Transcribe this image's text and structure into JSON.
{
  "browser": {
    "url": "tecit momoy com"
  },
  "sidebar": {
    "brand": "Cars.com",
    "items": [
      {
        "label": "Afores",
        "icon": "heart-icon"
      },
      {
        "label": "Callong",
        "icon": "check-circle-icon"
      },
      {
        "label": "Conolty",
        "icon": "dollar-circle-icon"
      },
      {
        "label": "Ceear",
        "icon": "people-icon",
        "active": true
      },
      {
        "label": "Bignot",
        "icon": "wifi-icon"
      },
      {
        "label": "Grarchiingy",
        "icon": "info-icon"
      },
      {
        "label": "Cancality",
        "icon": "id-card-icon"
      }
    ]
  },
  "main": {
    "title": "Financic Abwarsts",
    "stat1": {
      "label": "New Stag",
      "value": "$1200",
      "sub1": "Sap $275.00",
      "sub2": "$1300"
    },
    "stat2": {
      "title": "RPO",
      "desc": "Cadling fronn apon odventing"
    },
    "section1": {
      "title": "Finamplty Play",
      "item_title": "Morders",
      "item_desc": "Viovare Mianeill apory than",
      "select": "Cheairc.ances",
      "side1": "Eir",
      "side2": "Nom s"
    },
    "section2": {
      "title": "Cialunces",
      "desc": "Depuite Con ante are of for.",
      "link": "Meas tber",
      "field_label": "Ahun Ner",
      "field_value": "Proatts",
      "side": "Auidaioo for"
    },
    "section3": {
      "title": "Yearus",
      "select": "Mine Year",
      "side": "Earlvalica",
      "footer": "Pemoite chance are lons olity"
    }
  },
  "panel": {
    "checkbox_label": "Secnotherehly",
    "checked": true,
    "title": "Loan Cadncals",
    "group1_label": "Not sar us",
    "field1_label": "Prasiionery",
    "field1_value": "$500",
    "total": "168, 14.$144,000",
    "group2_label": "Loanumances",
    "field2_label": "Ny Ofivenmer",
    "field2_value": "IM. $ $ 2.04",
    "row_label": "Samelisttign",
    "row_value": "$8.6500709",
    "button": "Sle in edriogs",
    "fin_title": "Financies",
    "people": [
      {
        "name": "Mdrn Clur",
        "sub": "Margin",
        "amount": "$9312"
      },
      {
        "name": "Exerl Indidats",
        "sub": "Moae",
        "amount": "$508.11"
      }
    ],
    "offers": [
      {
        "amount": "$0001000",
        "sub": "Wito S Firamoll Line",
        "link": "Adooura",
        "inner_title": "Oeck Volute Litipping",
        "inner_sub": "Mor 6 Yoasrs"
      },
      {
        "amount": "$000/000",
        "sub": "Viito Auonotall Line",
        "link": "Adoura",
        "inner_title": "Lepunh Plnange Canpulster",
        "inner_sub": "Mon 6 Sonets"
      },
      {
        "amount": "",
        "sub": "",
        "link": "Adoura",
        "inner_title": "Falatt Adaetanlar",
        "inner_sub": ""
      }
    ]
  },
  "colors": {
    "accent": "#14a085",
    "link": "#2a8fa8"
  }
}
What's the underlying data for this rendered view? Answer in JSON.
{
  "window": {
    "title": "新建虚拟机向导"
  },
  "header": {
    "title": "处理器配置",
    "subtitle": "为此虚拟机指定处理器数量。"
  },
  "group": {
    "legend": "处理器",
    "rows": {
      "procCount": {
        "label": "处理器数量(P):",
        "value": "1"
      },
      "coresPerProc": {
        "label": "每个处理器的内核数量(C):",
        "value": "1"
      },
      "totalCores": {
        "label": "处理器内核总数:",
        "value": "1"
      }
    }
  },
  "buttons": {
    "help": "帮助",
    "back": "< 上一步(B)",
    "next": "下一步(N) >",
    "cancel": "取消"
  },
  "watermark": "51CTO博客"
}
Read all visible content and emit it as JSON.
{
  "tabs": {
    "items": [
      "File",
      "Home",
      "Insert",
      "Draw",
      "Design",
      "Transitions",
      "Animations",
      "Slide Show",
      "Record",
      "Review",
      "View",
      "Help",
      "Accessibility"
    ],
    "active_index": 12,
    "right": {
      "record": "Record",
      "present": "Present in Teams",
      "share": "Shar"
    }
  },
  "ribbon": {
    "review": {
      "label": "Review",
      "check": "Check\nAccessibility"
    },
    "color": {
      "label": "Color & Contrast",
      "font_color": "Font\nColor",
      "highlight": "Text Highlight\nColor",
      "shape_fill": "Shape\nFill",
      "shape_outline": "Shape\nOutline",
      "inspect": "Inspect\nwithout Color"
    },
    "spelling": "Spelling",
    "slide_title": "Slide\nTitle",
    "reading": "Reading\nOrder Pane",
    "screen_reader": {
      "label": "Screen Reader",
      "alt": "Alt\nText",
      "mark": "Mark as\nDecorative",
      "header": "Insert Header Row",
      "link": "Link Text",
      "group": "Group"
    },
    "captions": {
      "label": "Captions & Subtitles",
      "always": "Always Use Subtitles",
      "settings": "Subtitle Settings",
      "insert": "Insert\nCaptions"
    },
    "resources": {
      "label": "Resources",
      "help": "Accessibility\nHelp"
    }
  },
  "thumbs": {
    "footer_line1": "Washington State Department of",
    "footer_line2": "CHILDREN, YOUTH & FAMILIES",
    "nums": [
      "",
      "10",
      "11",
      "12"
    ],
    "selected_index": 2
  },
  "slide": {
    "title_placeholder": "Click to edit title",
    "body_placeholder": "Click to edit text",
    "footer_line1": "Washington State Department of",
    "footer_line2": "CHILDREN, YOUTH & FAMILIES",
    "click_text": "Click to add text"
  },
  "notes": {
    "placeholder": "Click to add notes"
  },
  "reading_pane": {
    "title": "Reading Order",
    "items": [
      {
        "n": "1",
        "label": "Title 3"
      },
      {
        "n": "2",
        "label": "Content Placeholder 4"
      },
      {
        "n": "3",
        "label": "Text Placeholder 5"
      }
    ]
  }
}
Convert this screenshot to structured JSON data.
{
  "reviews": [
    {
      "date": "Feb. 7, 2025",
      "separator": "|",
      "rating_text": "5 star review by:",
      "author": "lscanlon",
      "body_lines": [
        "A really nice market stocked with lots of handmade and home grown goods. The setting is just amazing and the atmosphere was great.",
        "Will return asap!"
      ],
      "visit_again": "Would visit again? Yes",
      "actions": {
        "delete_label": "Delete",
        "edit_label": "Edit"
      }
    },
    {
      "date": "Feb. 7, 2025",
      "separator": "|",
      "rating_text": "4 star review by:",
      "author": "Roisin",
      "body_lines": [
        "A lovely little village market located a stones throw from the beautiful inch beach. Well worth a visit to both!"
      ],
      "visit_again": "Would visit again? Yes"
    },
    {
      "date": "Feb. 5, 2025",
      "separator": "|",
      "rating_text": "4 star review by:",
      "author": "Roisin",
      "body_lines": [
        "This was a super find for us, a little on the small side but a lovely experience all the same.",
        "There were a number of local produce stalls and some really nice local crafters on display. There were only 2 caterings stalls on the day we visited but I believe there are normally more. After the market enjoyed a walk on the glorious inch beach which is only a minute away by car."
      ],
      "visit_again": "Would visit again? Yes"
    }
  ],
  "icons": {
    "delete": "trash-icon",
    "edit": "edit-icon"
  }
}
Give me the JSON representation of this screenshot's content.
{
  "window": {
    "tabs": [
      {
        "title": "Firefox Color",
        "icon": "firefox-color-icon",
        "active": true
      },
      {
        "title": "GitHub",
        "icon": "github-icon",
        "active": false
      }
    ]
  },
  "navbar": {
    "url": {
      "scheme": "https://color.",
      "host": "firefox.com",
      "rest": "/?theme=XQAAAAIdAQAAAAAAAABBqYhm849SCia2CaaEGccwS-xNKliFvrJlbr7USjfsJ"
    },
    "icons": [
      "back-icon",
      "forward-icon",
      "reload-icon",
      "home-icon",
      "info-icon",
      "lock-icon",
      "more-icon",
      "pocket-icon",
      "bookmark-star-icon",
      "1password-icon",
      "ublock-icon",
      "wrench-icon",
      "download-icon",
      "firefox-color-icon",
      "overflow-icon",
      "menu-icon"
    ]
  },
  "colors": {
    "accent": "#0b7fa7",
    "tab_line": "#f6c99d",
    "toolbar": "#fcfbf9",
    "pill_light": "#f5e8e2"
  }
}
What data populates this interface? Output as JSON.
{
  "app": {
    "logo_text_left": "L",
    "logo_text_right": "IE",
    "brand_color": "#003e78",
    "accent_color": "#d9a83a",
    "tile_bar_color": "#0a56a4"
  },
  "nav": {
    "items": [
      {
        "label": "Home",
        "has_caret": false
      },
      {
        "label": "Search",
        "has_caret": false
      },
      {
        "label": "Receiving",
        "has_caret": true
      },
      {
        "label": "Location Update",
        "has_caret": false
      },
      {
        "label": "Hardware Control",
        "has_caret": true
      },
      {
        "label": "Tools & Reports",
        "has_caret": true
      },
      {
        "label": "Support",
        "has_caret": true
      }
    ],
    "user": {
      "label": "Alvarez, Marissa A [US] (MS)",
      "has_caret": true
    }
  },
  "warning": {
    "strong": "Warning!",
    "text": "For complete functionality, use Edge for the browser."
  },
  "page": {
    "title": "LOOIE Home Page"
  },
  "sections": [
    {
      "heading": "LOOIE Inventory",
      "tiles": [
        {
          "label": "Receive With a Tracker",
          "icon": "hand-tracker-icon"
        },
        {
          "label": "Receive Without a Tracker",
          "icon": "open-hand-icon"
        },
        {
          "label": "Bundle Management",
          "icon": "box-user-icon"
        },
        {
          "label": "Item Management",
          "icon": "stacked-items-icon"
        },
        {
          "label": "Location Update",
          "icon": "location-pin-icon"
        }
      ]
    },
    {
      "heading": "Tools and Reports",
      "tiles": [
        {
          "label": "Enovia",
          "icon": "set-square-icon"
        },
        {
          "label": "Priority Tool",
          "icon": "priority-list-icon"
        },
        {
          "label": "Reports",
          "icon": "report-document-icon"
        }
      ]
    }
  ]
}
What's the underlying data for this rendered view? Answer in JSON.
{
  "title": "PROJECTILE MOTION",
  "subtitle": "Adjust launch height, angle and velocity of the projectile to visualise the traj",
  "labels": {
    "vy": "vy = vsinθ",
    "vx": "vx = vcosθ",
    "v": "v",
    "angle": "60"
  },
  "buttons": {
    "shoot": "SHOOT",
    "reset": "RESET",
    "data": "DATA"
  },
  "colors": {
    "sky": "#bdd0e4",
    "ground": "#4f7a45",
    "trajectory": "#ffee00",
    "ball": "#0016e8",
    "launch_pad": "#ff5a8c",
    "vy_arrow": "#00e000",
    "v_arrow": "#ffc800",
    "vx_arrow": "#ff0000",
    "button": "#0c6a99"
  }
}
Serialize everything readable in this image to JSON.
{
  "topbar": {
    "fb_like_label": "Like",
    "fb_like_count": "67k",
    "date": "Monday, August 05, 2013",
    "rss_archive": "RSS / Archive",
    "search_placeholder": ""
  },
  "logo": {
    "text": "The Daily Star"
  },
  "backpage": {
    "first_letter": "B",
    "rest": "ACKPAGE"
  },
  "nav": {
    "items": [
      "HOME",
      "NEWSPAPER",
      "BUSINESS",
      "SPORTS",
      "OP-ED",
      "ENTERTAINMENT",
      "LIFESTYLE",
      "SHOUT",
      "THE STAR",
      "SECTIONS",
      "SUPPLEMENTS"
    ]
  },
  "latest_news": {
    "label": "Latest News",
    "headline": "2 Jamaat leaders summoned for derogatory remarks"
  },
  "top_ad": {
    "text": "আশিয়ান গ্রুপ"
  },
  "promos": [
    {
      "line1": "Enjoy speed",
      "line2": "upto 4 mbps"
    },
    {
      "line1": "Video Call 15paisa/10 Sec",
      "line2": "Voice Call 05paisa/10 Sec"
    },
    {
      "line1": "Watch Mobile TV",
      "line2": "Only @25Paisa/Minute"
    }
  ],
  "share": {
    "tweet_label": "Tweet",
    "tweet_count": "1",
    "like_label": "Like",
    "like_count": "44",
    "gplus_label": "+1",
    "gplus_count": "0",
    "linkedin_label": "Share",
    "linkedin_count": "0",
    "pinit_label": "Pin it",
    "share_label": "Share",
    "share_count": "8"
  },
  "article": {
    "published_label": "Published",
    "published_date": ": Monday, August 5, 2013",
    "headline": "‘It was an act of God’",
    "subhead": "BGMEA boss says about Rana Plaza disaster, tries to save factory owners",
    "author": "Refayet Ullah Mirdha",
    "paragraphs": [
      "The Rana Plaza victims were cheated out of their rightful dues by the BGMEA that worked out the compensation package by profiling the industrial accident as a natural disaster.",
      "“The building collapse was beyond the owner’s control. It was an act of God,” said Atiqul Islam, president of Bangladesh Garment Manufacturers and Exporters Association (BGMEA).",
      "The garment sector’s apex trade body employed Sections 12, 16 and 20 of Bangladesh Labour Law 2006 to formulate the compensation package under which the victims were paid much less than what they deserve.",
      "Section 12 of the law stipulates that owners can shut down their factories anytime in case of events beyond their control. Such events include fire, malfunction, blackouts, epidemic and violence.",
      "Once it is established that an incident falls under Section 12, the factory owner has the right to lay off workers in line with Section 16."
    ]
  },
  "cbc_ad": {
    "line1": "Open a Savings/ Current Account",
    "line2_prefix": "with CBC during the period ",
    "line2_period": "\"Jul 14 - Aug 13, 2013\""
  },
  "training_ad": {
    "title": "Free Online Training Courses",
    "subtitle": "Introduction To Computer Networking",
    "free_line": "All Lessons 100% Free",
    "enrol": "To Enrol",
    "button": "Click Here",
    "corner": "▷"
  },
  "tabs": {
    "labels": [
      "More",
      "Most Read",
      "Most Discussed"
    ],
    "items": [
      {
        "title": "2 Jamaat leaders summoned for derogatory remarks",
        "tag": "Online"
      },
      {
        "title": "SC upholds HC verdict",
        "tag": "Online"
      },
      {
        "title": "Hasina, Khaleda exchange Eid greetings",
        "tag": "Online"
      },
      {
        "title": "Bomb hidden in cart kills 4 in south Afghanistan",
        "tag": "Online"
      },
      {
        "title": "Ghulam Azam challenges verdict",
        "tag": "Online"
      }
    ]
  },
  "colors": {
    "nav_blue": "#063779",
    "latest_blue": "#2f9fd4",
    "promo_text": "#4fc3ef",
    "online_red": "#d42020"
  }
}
--
Directive: Pick out every line of the listing containing the word "verdict", and show those lines.

Written answer:
        "title": "SC upholds HC verdict",
        "title": "Ghulam Azam challenges verdict",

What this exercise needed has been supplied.